## Data shown
╔══
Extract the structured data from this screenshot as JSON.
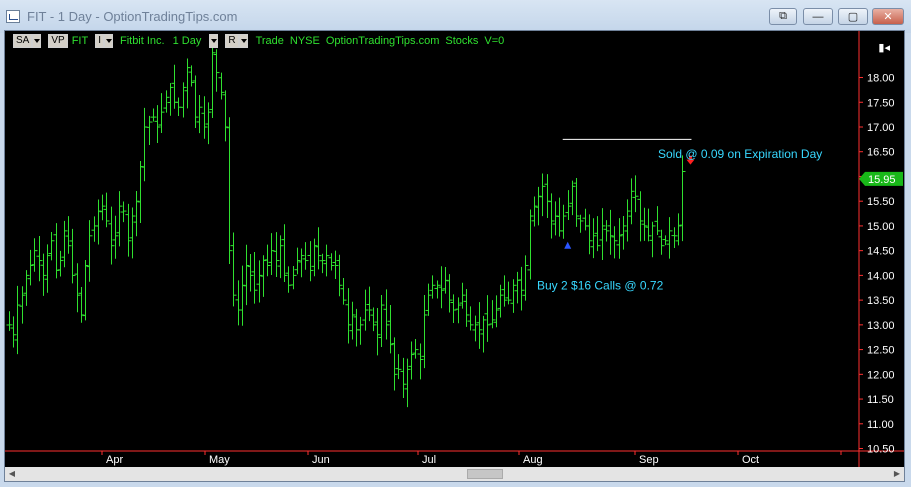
{
  "window": {
    "title": "FIT - 1 Day - OptionTradingTips.com",
    "restore_label": "⧉",
    "minimize_label": "—",
    "maximize_label": "▢",
    "close_label": "✕"
  },
  "toolbar": {
    "sa": "SA",
    "vp": "VP",
    "symbol": "FIT",
    "i_btn": "I",
    "company": "Fitbit Inc.",
    "interval": "1 Day",
    "r_btn": "R",
    "type": "Trade",
    "exchange": "NYSE",
    "source": "OptionTradingTips.com",
    "category": "Stocks",
    "volume": "V=0"
  },
  "colors": {
    "bars": "#2fe02f",
    "annotation": "#38d8ff",
    "price_tag": "#18b818",
    "buy_marker": "#2b55ff",
    "sell_marker": "#ff2020",
    "axis": "#ff3030"
  },
  "chart_data": {
    "type": "ohlc",
    "symbol": "FIT",
    "interval": "1 Day",
    "ylim": [
      10.45,
      18.9
    ],
    "y_ticks": [
      "18.00",
      "17.50",
      "17.00",
      "16.50",
      "16.00",
      "15.50",
      "15.00",
      "14.50",
      "14.00",
      "13.50",
      "13.00",
      "12.50",
      "12.00",
      "11.50",
      "11.00",
      "10.50"
    ],
    "x_ticks": [
      "Apr",
      "May",
      "Jun",
      "Jul",
      "Aug",
      "Sep",
      "Oct"
    ],
    "last_price": "15.95",
    "annotations": [
      {
        "text": "Sold @ 0.09 on Expiration Day",
        "price": 16.45
      },
      {
        "text": "Buy 2 $16 Calls @ 0.72",
        "price": 13.8
      }
    ],
    "markers": [
      {
        "type": "buy",
        "bar": 132,
        "price": 14.6
      },
      {
        "type": "sell",
        "bar": 161,
        "price": 16.3
      }
    ],
    "reference_line": {
      "price": 16.75,
      "from_bar": 132,
      "to_bar": 161
    },
    "closes": [
      13.0,
      12.8,
      13.4,
      13.6,
      14.0,
      14.2,
      14.5,
      14.3,
      14.0,
      14.4,
      14.7,
      14.1,
      14.3,
      14.9,
      14.6,
      14.0,
      13.6,
      13.2,
      14.2,
      14.8,
      15.0,
      15.3,
      15.4,
      15.1,
      14.6,
      14.8,
      15.4,
      15.3,
      14.7,
      15.2,
      15.5,
      16.2,
      17.0,
      17.1,
      17.2,
      17.0,
      17.3,
      17.6,
      17.8,
      17.5,
      17.4,
      17.8,
      18.2,
      17.9,
      17.2,
      17.4,
      17.0,
      17.3,
      18.5,
      18.1,
      17.7,
      17.0,
      14.5,
      13.6,
      13.3,
      13.8,
      14.2,
      14.0,
      13.7,
      14.0,
      14.3,
      14.2,
      14.5,
      14.3,
      14.6,
      14.0,
      13.8,
      14.0,
      14.3,
      14.4,
      14.3,
      14.1,
      14.6,
      14.4,
      14.3,
      14.4,
      14.2,
      14.2,
      13.8,
      13.5,
      13.0,
      13.2,
      12.9,
      13.0,
      13.3,
      13.3,
      13.0,
      12.8,
      13.4,
      13.0,
      12.6,
      12.0,
      12.1,
      11.8,
      12.1,
      12.4,
      12.5,
      12.3,
      13.2,
      13.6,
      13.8,
      13.8,
      13.7,
      13.9,
      13.5,
      13.3,
      13.4,
      13.6,
      13.2,
      13.0,
      13.0,
      12.9,
      13.1,
      13.0,
      13.1,
      13.3,
      13.6,
      13.5,
      13.5,
      13.8,
      13.9,
      13.7,
      14.2,
      15.2,
      15.4,
      15.6,
      15.8,
      15.5,
      15.1,
      15.2,
      14.9,
      15.2,
      15.4,
      15.8,
      15.2,
      15.1,
      15.0,
      14.7,
      14.8,
      14.6,
      15.0,
      14.9,
      14.8,
      14.7,
      14.8,
      15.0,
      15.3,
      15.7,
      15.6,
      15.1,
      15.0,
      14.8,
      15.0,
      14.9,
      14.6,
      14.7,
      14.9,
      14.8,
      15.0,
      16.1
    ]
  }
}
╚══
## Work required
Write out the listing above exactly as it stands, pictures excluded.

## Expected answer
Extract the structured data from this screenshot as JSON.
{
  "window": {
    "title": "FIT - 1 Day - OptionTradingTips.com",
    "restore_label": "⧉",
    "minimize_label": "—",
    "maximize_label": "▢",
    "close_label": "✕"
  },
  "toolbar": {
    "sa": "SA",
    "vp": "VP",
    "symbol": "FIT",
    "i_btn": "I",
    "company": "Fitbit Inc.",
    "interval": "1 Day",
    "r_btn": "R",
    "type": "Trade",
    "exchange": "NYSE",
    "source": "OptionTradingTips.com",
    "category": "Stocks",
    "volume": "V=0"
  },
  "colors": {
    "bars": "#2fe02f",
    "annotation": "#38d8ff",
    "price_tag": "#18b818",
    "buy_marker": "#2b55ff",
    "sell_marker": "#ff2020",
    "axis": "#ff3030"
  },
  "chart_data": {
    "type": "ohlc",
    "symbol": "FIT",
    "interval": "1 Day",
    "ylim": [
      10.45,
      18.9
    ],
    "y_ticks": [
      "18.00",
      "17.50",
      "17.00",
      "16.50",
      "16.00",
      "15.50",
      "15.00",
      "14.50",
      "14.00",
      "13.50",
      "13.00",
      "12.50",
      "12.00",
      "11.50",
      "11.00",
      "10.50"
    ],
    "x_ticks": [
      "Apr",
      "May",
      "Jun",
      "Jul",
      "Aug",
      "Sep",
      "Oct"
    ],
    "last_price": "15.95",
    "annotations": [
      {
        "text": "Sold @ 0.09 on Expiration Day",
        "price": 16.45
      },
      {
        "text": "Buy 2 $16 Calls @ 0.72",
        "price": 13.8
      }
    ],
    "markers": [
      {
        "type": "buy",
        "bar": 132,
        "price": 14.6
      },
      {
        "type": "sell",
        "bar": 161,
        "price": 16.3
      }
    ],
    "reference_line": {
      "price": 16.75,
      "from_bar": 132,
      "to_bar": 161
    },
    "closes": [
      13.0,
      12.8,
      13.4,
      13.6,
      14.0,
      14.2,
      14.5,
      14.3,
      14.0,
      14.4,
      14.7,
      14.1,
      14.3,
      14.9,
      14.6,
      14.0,
      13.6,
      13.2,
      14.2,
      14.8,
      15.0,
      15.3,
      15.4,
      15.1,
      14.6,
      14.8,
      15.4,
      15.3,
      14.7,
      15.2,
      15.5,
      16.2,
      17.0,
      17.1,
      17.2,
      17.0,
      17.3,
      17.6,
      17.8,
      17.5,
      17.4,
      17.8,
      18.2,
      17.9,
      17.2,
      17.4,
      17.0,
      17.3,
      18.5,
      18.1,
      17.7,
      17.0,
      14.5,
      13.6,
      13.3,
      13.8,
      14.2,
      14.0,
      13.7,
      14.0,
      14.3,
      14.2,
      14.5,
      14.3,
      14.6,
      14.0,
      13.8,
      14.0,
      14.3,
      14.4,
      14.3,
      14.1,
      14.6,
      14.4,
      14.3,
      14.4,
      14.2,
      14.2,
      13.8,
      13.5,
      13.0,
      13.2,
      12.9,
      13.0,
      13.3,
      13.3,
      13.0,
      12.8,
      13.4,
      13.0,
      12.6,
      12.0,
      12.1,
      11.8,
      12.1,
      12.4,
      12.5,
      12.3,
      13.2,
      13.6,
      13.8,
      13.8,
      13.7,
      13.9,
      13.5,
      13.3,
      13.4,
      13.6,
      13.2,
      13.0,
      13.0,
      12.9,
      13.1,
      13.0,
      13.1,
      13.3,
      13.6,
      13.5,
      13.5,
      13.8,
      13.9,
      13.7,
      14.2,
      15.2,
      15.4,
      15.6,
      15.8,
      15.5,
      15.1,
      15.2,
      14.9,
      15.2,
      15.4,
      15.8,
      15.2,
      15.1,
      15.0,
      14.7,
      14.8,
      14.6,
      15.0,
      14.9,
      14.8,
      14.7,
      14.8,
      15.0,
      15.3,
      15.7,
      15.6,
      15.1,
      15.0,
      14.8,
      15.0,
      14.9,
      14.6,
      14.7,
      14.9,
      14.8,
      15.0,
      16.1
    ]
  }
}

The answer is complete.